TASK ITEM
The expected answer is the data below, printed verbatim without its pictures.
== DATA EXTRACTS
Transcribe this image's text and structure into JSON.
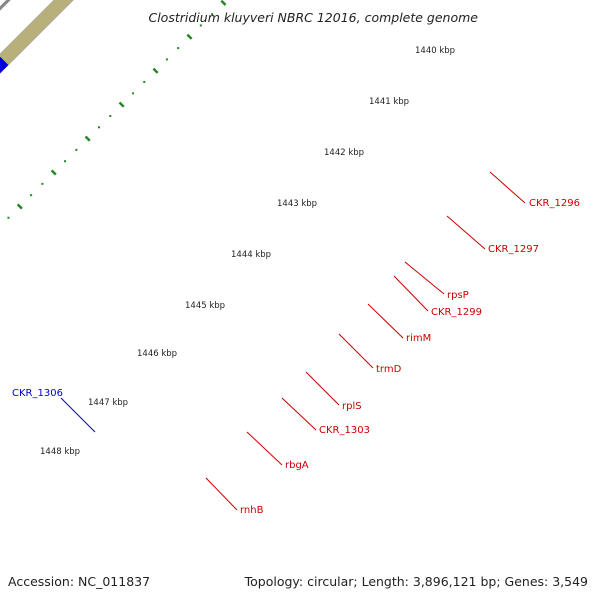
{
  "title": "Clostridium kluyveri NBRC 12016, complete genome",
  "footer": {
    "accession": "Accession: NC_011837",
    "stats": "Topology: circular; Length: 3,896,121 bp; Genes: 3,549"
  },
  "kbp_ticks": [
    "1440 kbp",
    "1441 kbp",
    "1442 kbp",
    "1443 kbp",
    "1444 kbp",
    "1445 kbp",
    "1446 kbp",
    "1447 kbp",
    "1448 kbp"
  ],
  "gene_labels": [
    {
      "text": "CKR_1296",
      "color": "#cc0000"
    },
    {
      "text": "CKR_1297",
      "color": "#cc0000"
    },
    {
      "text": "rpsP",
      "color": "#cc0000"
    },
    {
      "text": "CKR_1299",
      "color": "#cc0000"
    },
    {
      "text": "rimM",
      "color": "#cc0000"
    },
    {
      "text": "trmD",
      "color": "#cc0000"
    },
    {
      "text": "rplS",
      "color": "#cc0000"
    },
    {
      "text": "CKR_1303",
      "color": "#cc0000"
    },
    {
      "text": "rbgA",
      "color": "#cc0000"
    },
    {
      "text": "rnhB",
      "color": "#cc0000"
    },
    {
      "text": "CKR_1306",
      "color": "#0000cc"
    }
  ],
  "colors": {
    "forward_cds": "#ee0000",
    "feature_blue": "#0000dd",
    "feature_magenta": "#ee1199",
    "feature_olive": "#b8b07a",
    "feature_khaki": "#ede4a4",
    "cog_green": "#aaff33",
    "cog_salmon": "#f09090",
    "cog_gray": "#c8c8c8",
    "cog_dark": "#666666",
    "dot_green": "#228822",
    "backbone": "#888888"
  }
}
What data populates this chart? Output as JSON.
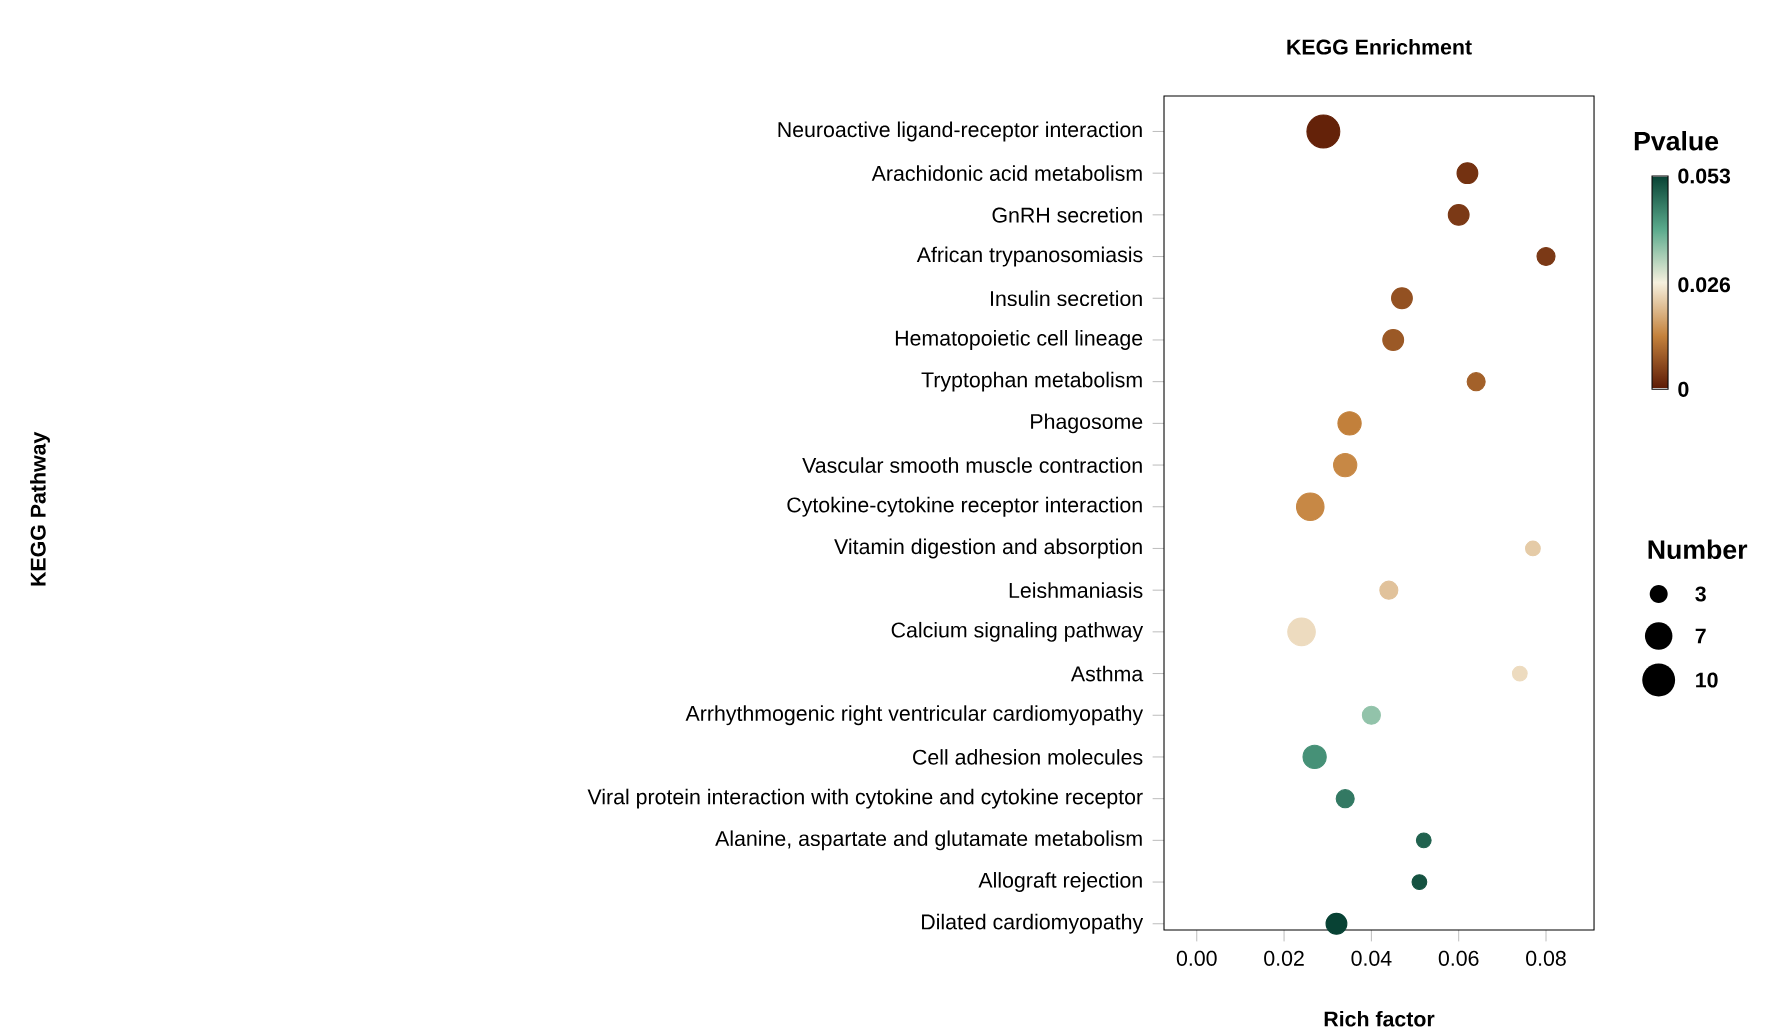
{
  "chart_data": {
    "type": "bubble",
    "title": "KEGG Enrichment",
    "xlabel": "Rich factor",
    "annotations": [
      "KEGG Pathway"
    ],
    "clabel": "Pvalue",
    "legend_title": "Number",
    "categories": [
      "Neuroactive ligand-receptor interaction",
      "Arachidonic acid metabolism",
      "GnRH secretion",
      "African trypanosomiasis",
      "Insulin secretion",
      "Hematopoietic cell lineage",
      "Tryptophan metabolism",
      "Phagosome",
      "Vascular smooth muscle contraction",
      "Cytokine-cytokine receptor interaction",
      "Vitamin digestion and absorption",
      "Leishmaniasis",
      "Calcium signaling pathway",
      "Asthma",
      "Arrhythmogenic right ventricular cardiomyopathy",
      "Cell adhesion molecules",
      "Viral protein interaction with cytokine and cytokine receptor",
      "Alanine, aspartate and glutamate metabolism",
      "Allograft rejection",
      "Dilated cardiomyopathy"
    ],
    "orientation": "horizontal",
    "values": [
      0.029,
      0.062,
      0.06,
      0.08,
      0.047,
      0.045,
      0.064,
      0.035,
      0.034,
      0.026,
      0.077,
      0.044,
      0.024,
      0.074,
      0.04,
      0.027,
      0.034,
      0.052,
      0.051,
      0.032
    ],
    "sizes": [
      10,
      4,
      4,
      3,
      4,
      4,
      3,
      5,
      5,
      7,
      2,
      3,
      7,
      2,
      3,
      5,
      3,
      2,
      2,
      4
    ],
    "cvalues": [
      0.001,
      0.003,
      0.004,
      0.004,
      0.007,
      0.008,
      0.009,
      0.013,
      0.014,
      0.014,
      0.022,
      0.021,
      0.024,
      0.024,
      0.035,
      0.043,
      0.046,
      0.049,
      0.051,
      0.053
    ],
    "size_legend": [
      3,
      7,
      10
    ],
    "xlim": [
      -0.0075,
      0.091
    ],
    "xticks": [
      {
        "value": 0,
        "label": "0.00"
      },
      {
        "value": 0.02,
        "label": "0.02"
      },
      {
        "value": 0.04,
        "label": "0.04"
      },
      {
        "value": 0.06,
        "label": "0.06"
      },
      {
        "value": 0.08,
        "label": "0.08"
      }
    ],
    "clim": [
      0,
      0.053
    ],
    "cticks": [
      0,
      0.026,
      0.053
    ],
    "marker": "circle"
  }
}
====
SOLUTION
Transcribe this image's text and structure into JSON.
{
  "title": "Clostridium kluyveri NBRC 12016, complete genome",
  "footer": {
    "accession": "Accession: NC_011837",
    "stats": "Topology: circular; Length: 3,896,121 bp; Genes: 3,549"
  },
  "kbp_ticks": [
    "1440 kbp",
    "1441 kbp",
    "1442 kbp",
    "1443 kbp",
    "1444 kbp",
    "1445 kbp",
    "1446 kbp",
    "1447 kbp",
    "1448 kbp"
  ],
  "gene_labels": [
    {
      "text": "CKR_1296",
      "color": "#cc0000"
    },
    {
      "text": "CKR_1297",
      "color": "#cc0000"
    },
    {
      "text": "rpsP",
      "color": "#cc0000"
    },
    {
      "text": "CKR_1299",
      "color": "#cc0000"
    },
    {
      "text": "rimM",
      "color": "#cc0000"
    },
    {
      "text": "trmD",
      "color": "#cc0000"
    },
    {
      "text": "rplS",
      "color": "#cc0000"
    },
    {
      "text": "CKR_1303",
      "color": "#cc0000"
    },
    {
      "text": "rbgA",
      "color": "#cc0000"
    },
    {
      "text": "rnhB",
      "color": "#cc0000"
    },
    {
      "text": "CKR_1306",
      "color": "#0000cc"
    }
  ],
  "colors": {
    "forward_cds": "#ee0000",
    "feature_blue": "#0000dd",
    "feature_magenta": "#ee1199",
    "feature_olive": "#b8b07a",
    "feature_khaki": "#ede4a4",
    "cog_green": "#aaff33",
    "cog_salmon": "#f09090",
    "cog_gray": "#c8c8c8",
    "cog_dark": "#666666",
    "dot_green": "#228822",
    "backbone": "#888888"
  }
}
What data populates this chart? Output as JSON.
{
  "chart_data": {
    "type": "bubble",
    "title": "KEGG Enrichment",
    "xlabel": "Rich factor",
    "annotations": [
      "KEGG Pathway"
    ],
    "clabel": "Pvalue",
    "legend_title": "Number",
    "categories": [
      "Neuroactive ligand-receptor interaction",
      "Arachidonic acid metabolism",
      "GnRH secretion",
      "African trypanosomiasis",
      "Insulin secretion",
      "Hematopoietic cell lineage",
      "Tryptophan metabolism",
      "Phagosome",
      "Vascular smooth muscle contraction",
      "Cytokine-cytokine receptor interaction",
      "Vitamin digestion and absorption",
      "Leishmaniasis",
      "Calcium signaling pathway",
      "Asthma",
      "Arrhythmogenic right ventricular cardiomyopathy",
      "Cell adhesion molecules",
      "Viral protein interaction with cytokine and cytokine receptor",
      "Alanine, aspartate and glutamate metabolism",
      "Allograft rejection",
      "Dilated cardiomyopathy"
    ],
    "orientation": "horizontal",
    "values": [
      0.029,
      0.062,
      0.06,
      0.08,
      0.047,
      0.045,
      0.064,
      0.035,
      0.034,
      0.026,
      0.077,
      0.044,
      0.024,
      0.074,
      0.04,
      0.027,
      0.034,
      0.052,
      0.051,
      0.032
    ],
    "sizes": [
      10,
      4,
      4,
      3,
      4,
      4,
      3,
      5,
      5,
      7,
      2,
      3,
      7,
      2,
      3,
      5,
      3,
      2,
      2,
      4
    ],
    "cvalues": [
      0.001,
      0.003,
      0.004,
      0.004,
      0.007,
      0.008,
      0.009,
      0.013,
      0.014,
      0.014,
      0.022,
      0.021,
      0.024,
      0.024,
      0.035,
      0.043,
      0.046,
      0.049,
      0.051,
      0.053
    ],
    "size_legend": [
      3,
      7,
      10
    ],
    "xlim": [
      -0.0075,
      0.091
    ],
    "xticks": [
      {
        "value": 0,
        "label": "0.00"
      },
      {
        "value": 0.02,
        "label": "0.02"
      },
      {
        "value": 0.04,
        "label": "0.04"
      },
      {
        "value": 0.06,
        "label": "0.06"
      },
      {
        "value": 0.08,
        "label": "0.08"
      }
    ],
    "clim": [
      0,
      0.053
    ],
    "cticks": [
      0,
      0.026,
      0.053
    ],
    "marker": "circle"
  }
}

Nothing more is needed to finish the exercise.